Transcribe the whole listing without a single picture.
================
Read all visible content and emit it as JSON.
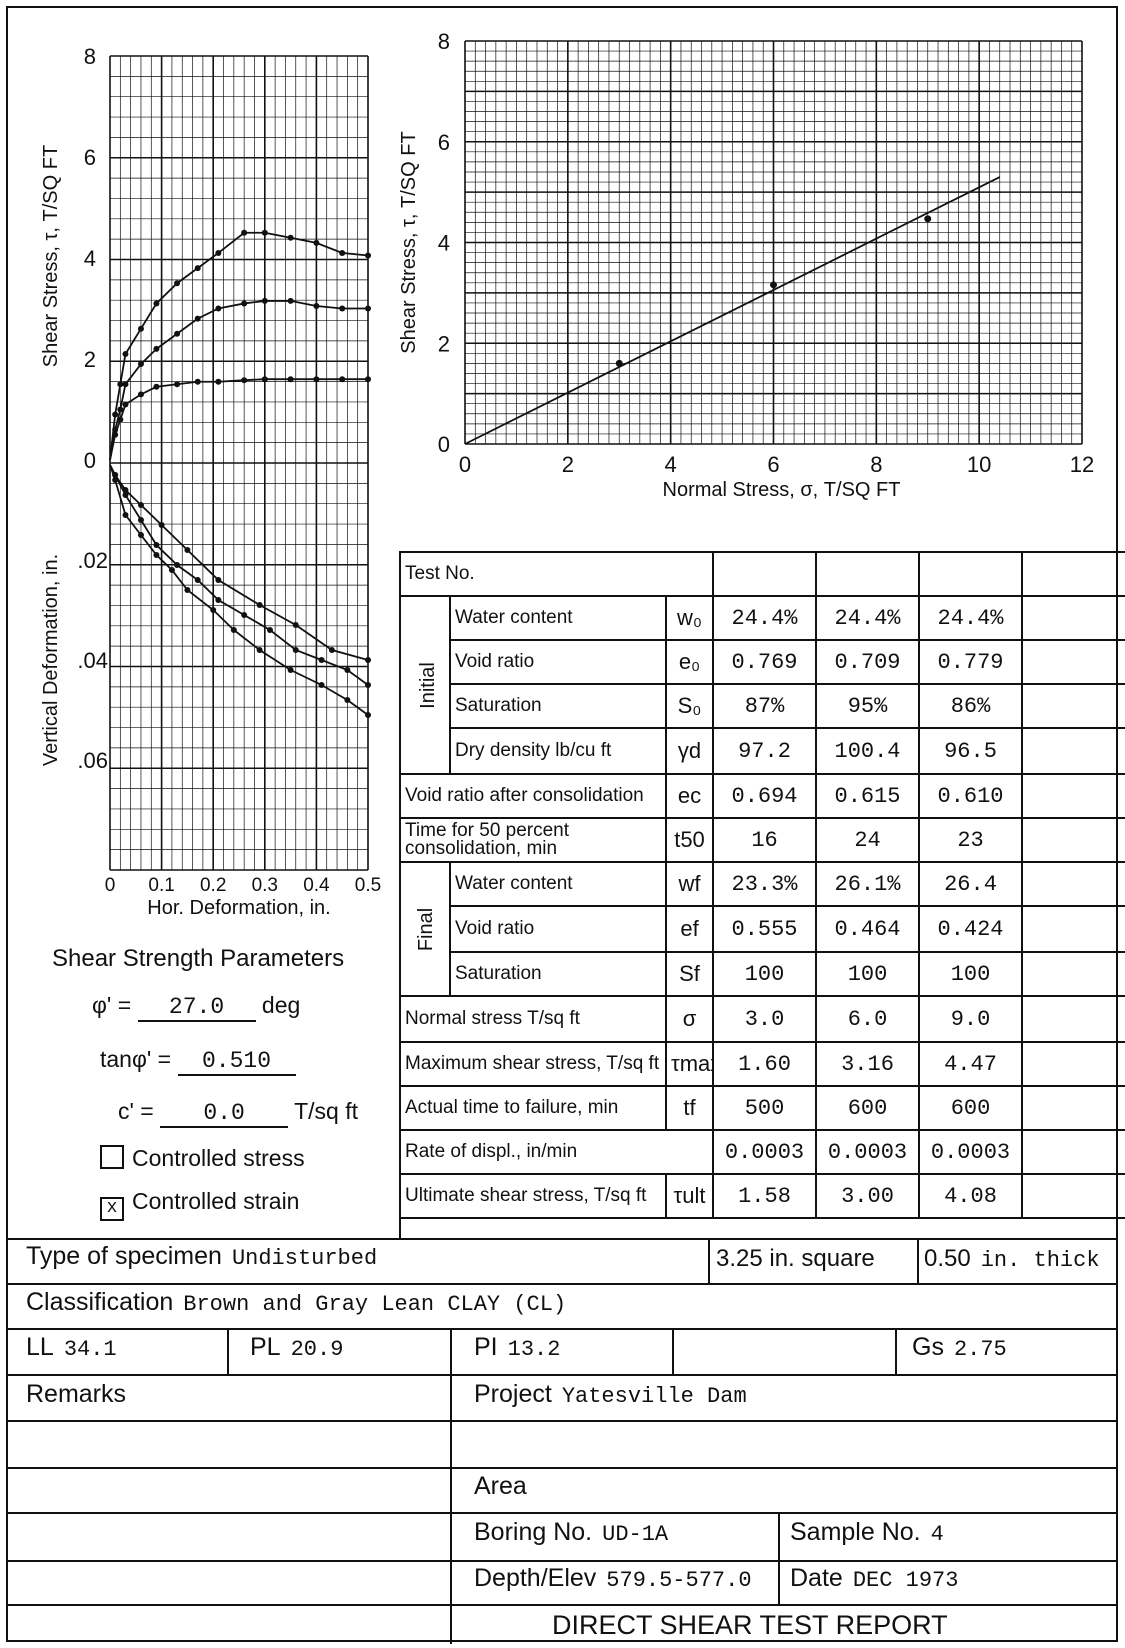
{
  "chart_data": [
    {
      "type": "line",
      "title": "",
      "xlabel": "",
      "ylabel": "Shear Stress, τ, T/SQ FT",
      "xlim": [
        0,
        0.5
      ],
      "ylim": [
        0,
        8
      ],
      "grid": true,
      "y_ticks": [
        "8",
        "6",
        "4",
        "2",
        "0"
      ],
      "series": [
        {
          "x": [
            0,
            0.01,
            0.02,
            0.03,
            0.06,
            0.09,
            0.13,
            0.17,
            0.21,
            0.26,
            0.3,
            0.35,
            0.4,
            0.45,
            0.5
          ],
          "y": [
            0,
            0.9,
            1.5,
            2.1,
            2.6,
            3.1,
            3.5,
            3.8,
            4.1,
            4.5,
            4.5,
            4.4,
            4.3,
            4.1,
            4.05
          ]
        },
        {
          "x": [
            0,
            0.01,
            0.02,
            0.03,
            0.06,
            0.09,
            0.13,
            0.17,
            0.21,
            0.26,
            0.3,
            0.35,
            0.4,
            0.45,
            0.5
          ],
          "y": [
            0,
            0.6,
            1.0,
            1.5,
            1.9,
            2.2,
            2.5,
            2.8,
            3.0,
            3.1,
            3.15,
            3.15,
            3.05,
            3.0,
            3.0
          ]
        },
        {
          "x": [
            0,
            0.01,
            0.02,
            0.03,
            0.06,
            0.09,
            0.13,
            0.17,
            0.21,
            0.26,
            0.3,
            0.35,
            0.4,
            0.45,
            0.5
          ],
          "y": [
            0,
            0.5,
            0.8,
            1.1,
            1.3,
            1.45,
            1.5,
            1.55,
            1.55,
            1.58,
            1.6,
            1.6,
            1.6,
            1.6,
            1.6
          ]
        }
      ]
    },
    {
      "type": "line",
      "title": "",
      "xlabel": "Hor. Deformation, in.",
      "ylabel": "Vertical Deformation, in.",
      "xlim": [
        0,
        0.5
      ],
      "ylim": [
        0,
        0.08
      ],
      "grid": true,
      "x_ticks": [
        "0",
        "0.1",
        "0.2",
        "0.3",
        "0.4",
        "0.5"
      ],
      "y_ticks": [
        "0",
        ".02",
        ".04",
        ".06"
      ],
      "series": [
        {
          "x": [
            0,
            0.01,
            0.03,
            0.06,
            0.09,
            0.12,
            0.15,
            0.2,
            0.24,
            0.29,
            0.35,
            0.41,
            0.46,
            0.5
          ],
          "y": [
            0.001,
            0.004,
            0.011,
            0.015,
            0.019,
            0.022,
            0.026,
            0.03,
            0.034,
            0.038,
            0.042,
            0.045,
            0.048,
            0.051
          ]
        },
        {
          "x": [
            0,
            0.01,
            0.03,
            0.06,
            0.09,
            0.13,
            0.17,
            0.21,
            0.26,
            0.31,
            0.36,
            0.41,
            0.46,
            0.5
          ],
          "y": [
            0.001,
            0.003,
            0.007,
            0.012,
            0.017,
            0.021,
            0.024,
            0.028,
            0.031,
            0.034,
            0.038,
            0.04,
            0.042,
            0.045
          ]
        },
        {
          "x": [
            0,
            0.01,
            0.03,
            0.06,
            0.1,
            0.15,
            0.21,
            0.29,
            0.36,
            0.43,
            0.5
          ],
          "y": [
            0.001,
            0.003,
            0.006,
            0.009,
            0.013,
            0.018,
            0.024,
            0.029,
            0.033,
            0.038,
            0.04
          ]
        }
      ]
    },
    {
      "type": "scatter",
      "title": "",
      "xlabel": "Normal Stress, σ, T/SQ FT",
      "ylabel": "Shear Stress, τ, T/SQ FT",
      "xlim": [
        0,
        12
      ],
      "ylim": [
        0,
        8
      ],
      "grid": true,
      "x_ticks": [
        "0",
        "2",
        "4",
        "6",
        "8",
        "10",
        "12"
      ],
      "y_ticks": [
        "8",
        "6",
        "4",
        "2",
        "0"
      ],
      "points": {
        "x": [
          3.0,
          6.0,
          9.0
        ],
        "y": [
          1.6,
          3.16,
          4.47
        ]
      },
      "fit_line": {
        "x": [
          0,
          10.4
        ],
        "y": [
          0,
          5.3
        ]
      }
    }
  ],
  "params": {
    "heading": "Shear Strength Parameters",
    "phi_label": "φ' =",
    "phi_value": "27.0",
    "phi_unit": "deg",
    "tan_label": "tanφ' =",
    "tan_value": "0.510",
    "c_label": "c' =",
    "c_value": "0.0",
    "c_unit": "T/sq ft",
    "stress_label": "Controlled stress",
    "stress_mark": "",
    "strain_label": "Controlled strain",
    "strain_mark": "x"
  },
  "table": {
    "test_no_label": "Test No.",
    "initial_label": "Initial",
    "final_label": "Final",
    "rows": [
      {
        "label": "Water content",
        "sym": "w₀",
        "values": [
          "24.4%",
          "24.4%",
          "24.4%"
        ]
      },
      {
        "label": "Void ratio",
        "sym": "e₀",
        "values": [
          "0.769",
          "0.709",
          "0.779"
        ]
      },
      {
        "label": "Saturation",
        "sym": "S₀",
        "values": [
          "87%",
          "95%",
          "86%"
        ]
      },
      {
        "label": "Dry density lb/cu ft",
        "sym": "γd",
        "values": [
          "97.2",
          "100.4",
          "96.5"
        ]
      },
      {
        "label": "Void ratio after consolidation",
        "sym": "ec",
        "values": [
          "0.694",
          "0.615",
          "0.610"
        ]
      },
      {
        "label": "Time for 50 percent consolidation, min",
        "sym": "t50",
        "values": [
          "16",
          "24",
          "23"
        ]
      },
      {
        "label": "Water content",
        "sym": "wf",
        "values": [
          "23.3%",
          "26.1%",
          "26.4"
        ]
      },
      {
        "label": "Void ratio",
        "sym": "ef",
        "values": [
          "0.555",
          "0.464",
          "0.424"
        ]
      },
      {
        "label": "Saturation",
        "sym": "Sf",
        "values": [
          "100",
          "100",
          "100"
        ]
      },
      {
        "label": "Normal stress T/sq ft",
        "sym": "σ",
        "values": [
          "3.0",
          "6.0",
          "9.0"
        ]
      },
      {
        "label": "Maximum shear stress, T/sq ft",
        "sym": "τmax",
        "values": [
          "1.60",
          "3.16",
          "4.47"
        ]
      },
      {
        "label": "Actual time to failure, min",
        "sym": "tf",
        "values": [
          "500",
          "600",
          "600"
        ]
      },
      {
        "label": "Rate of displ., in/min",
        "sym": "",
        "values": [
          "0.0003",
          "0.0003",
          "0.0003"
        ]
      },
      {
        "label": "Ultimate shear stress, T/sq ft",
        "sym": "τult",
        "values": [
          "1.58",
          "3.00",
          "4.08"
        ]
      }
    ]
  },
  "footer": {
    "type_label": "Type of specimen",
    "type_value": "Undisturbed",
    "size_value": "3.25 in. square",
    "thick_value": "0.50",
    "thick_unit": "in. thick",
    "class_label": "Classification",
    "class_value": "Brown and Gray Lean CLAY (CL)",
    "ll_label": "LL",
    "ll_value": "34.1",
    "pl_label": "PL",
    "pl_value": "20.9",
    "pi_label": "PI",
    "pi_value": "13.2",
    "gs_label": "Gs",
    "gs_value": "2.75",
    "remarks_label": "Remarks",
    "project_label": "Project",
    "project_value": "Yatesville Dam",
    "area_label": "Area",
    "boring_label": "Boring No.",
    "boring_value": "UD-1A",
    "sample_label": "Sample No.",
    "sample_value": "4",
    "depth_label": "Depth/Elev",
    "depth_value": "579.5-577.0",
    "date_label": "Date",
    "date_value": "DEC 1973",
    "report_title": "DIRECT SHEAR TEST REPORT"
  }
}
================
#### ANSWER TO THIS PROBLEM
Read all visible content and emit it as JSON.
{
  "chart_data": [
    {
      "type": "line",
      "title": "",
      "xlabel": "",
      "ylabel": "Shear Stress, τ, T/SQ FT",
      "xlim": [
        0,
        0.5
      ],
      "ylim": [
        0,
        8
      ],
      "grid": true,
      "y_ticks": [
        "8",
        "6",
        "4",
        "2",
        "0"
      ],
      "series": [
        {
          "x": [
            0,
            0.01,
            0.02,
            0.03,
            0.06,
            0.09,
            0.13,
            0.17,
            0.21,
            0.26,
            0.3,
            0.35,
            0.4,
            0.45,
            0.5
          ],
          "y": [
            0,
            0.9,
            1.5,
            2.1,
            2.6,
            3.1,
            3.5,
            3.8,
            4.1,
            4.5,
            4.5,
            4.4,
            4.3,
            4.1,
            4.05
          ]
        },
        {
          "x": [
            0,
            0.01,
            0.02,
            0.03,
            0.06,
            0.09,
            0.13,
            0.17,
            0.21,
            0.26,
            0.3,
            0.35,
            0.4,
            0.45,
            0.5
          ],
          "y": [
            0,
            0.6,
            1.0,
            1.5,
            1.9,
            2.2,
            2.5,
            2.8,
            3.0,
            3.1,
            3.15,
            3.15,
            3.05,
            3.0,
            3.0
          ]
        },
        {
          "x": [
            0,
            0.01,
            0.02,
            0.03,
            0.06,
            0.09,
            0.13,
            0.17,
            0.21,
            0.26,
            0.3,
            0.35,
            0.4,
            0.45,
            0.5
          ],
          "y": [
            0,
            0.5,
            0.8,
            1.1,
            1.3,
            1.45,
            1.5,
            1.55,
            1.55,
            1.58,
            1.6,
            1.6,
            1.6,
            1.6,
            1.6
          ]
        }
      ]
    },
    {
      "type": "line",
      "title": "",
      "xlabel": "Hor. Deformation, in.",
      "ylabel": "Vertical Deformation, in.",
      "xlim": [
        0,
        0.5
      ],
      "ylim": [
        0,
        0.08
      ],
      "grid": true,
      "x_ticks": [
        "0",
        "0.1",
        "0.2",
        "0.3",
        "0.4",
        "0.5"
      ],
      "y_ticks": [
        "0",
        ".02",
        ".04",
        ".06"
      ],
      "series": [
        {
          "x": [
            0,
            0.01,
            0.03,
            0.06,
            0.09,
            0.12,
            0.15,
            0.2,
            0.24,
            0.29,
            0.35,
            0.41,
            0.46,
            0.5
          ],
          "y": [
            0.001,
            0.004,
            0.011,
            0.015,
            0.019,
            0.022,
            0.026,
            0.03,
            0.034,
            0.038,
            0.042,
            0.045,
            0.048,
            0.051
          ]
        },
        {
          "x": [
            0,
            0.01,
            0.03,
            0.06,
            0.09,
            0.13,
            0.17,
            0.21,
            0.26,
            0.31,
            0.36,
            0.41,
            0.46,
            0.5
          ],
          "y": [
            0.001,
            0.003,
            0.007,
            0.012,
            0.017,
            0.021,
            0.024,
            0.028,
            0.031,
            0.034,
            0.038,
            0.04,
            0.042,
            0.045
          ]
        },
        {
          "x": [
            0,
            0.01,
            0.03,
            0.06,
            0.1,
            0.15,
            0.21,
            0.29,
            0.36,
            0.43,
            0.5
          ],
          "y": [
            0.001,
            0.003,
            0.006,
            0.009,
            0.013,
            0.018,
            0.024,
            0.029,
            0.033,
            0.038,
            0.04
          ]
        }
      ]
    },
    {
      "type": "scatter",
      "title": "",
      "xlabel": "Normal Stress, σ, T/SQ FT",
      "ylabel": "Shear Stress, τ, T/SQ FT",
      "xlim": [
        0,
        12
      ],
      "ylim": [
        0,
        8
      ],
      "grid": true,
      "x_ticks": [
        "0",
        "2",
        "4",
        "6",
        "8",
        "10",
        "12"
      ],
      "y_ticks": [
        "8",
        "6",
        "4",
        "2",
        "0"
      ],
      "points": {
        "x": [
          3.0,
          6.0,
          9.0
        ],
        "y": [
          1.6,
          3.16,
          4.47
        ]
      },
      "fit_line": {
        "x": [
          0,
          10.4
        ],
        "y": [
          0,
          5.3
        ]
      }
    }
  ],
  "params": {
    "heading": "Shear Strength Parameters",
    "phi_label": "φ' =",
    "phi_value": "27.0",
    "phi_unit": "deg",
    "tan_label": "tanφ' =",
    "tan_value": "0.510",
    "c_label": "c' =",
    "c_value": "0.0",
    "c_unit": "T/sq ft",
    "stress_label": "Controlled stress",
    "stress_mark": "",
    "strain_label": "Controlled strain",
    "strain_mark": "x"
  },
  "table": {
    "test_no_label": "Test No.",
    "initial_label": "Initial",
    "final_label": "Final",
    "rows": [
      {
        "label": "Water content",
        "sym": "w₀",
        "values": [
          "24.4%",
          "24.4%",
          "24.4%"
        ]
      },
      {
        "label": "Void ratio",
        "sym": "e₀",
        "values": [
          "0.769",
          "0.709",
          "0.779"
        ]
      },
      {
        "label": "Saturation",
        "sym": "S₀",
        "values": [
          "87%",
          "95%",
          "86%"
        ]
      },
      {
        "label": "Dry density lb/cu ft",
        "sym": "γd",
        "values": [
          "97.2",
          "100.4",
          "96.5"
        ]
      },
      {
        "label": "Void ratio after consolidation",
        "sym": "ec",
        "values": [
          "0.694",
          "0.615",
          "0.610"
        ]
      },
      {
        "label": "Time for 50 percent consolidation, min",
        "sym": "t50",
        "values": [
          "16",
          "24",
          "23"
        ]
      },
      {
        "label": "Water content",
        "sym": "wf",
        "values": [
          "23.3%",
          "26.1%",
          "26.4"
        ]
      },
      {
        "label": "Void ratio",
        "sym": "ef",
        "values": [
          "0.555",
          "0.464",
          "0.424"
        ]
      },
      {
        "label": "Saturation",
        "sym": "Sf",
        "values": [
          "100",
          "100",
          "100"
        ]
      },
      {
        "label": "Normal stress T/sq ft",
        "sym": "σ",
        "values": [
          "3.0",
          "6.0",
          "9.0"
        ]
      },
      {
        "label": "Maximum shear stress, T/sq ft",
        "sym": "τmax",
        "values": [
          "1.60",
          "3.16",
          "4.47"
        ]
      },
      {
        "label": "Actual time to failure, min",
        "sym": "tf",
        "values": [
          "500",
          "600",
          "600"
        ]
      },
      {
        "label": "Rate of displ., in/min",
        "sym": "",
        "values": [
          "0.0003",
          "0.0003",
          "0.0003"
        ]
      },
      {
        "label": "Ultimate shear stress, T/sq ft",
        "sym": "τult",
        "values": [
          "1.58",
          "3.00",
          "4.08"
        ]
      }
    ]
  },
  "footer": {
    "type_label": "Type of specimen",
    "type_value": "Undisturbed",
    "size_value": "3.25 in. square",
    "thick_value": "0.50",
    "thick_unit": "in. thick",
    "class_label": "Classification",
    "class_value": "Brown and Gray Lean CLAY (CL)",
    "ll_label": "LL",
    "ll_value": "34.1",
    "pl_label": "PL",
    "pl_value": "20.9",
    "pi_label": "PI",
    "pi_value": "13.2",
    "gs_label": "Gs",
    "gs_value": "2.75",
    "remarks_label": "Remarks",
    "project_label": "Project",
    "project_value": "Yatesville Dam",
    "area_label": "Area",
    "boring_label": "Boring No.",
    "boring_value": "UD-1A",
    "sample_label": "Sample No.",
    "sample_value": "4",
    "depth_label": "Depth/Elev",
    "depth_value": "579.5-577.0",
    "date_label": "Date",
    "date_value": "DEC 1973",
    "report_title": "DIRECT SHEAR TEST REPORT"
  }
}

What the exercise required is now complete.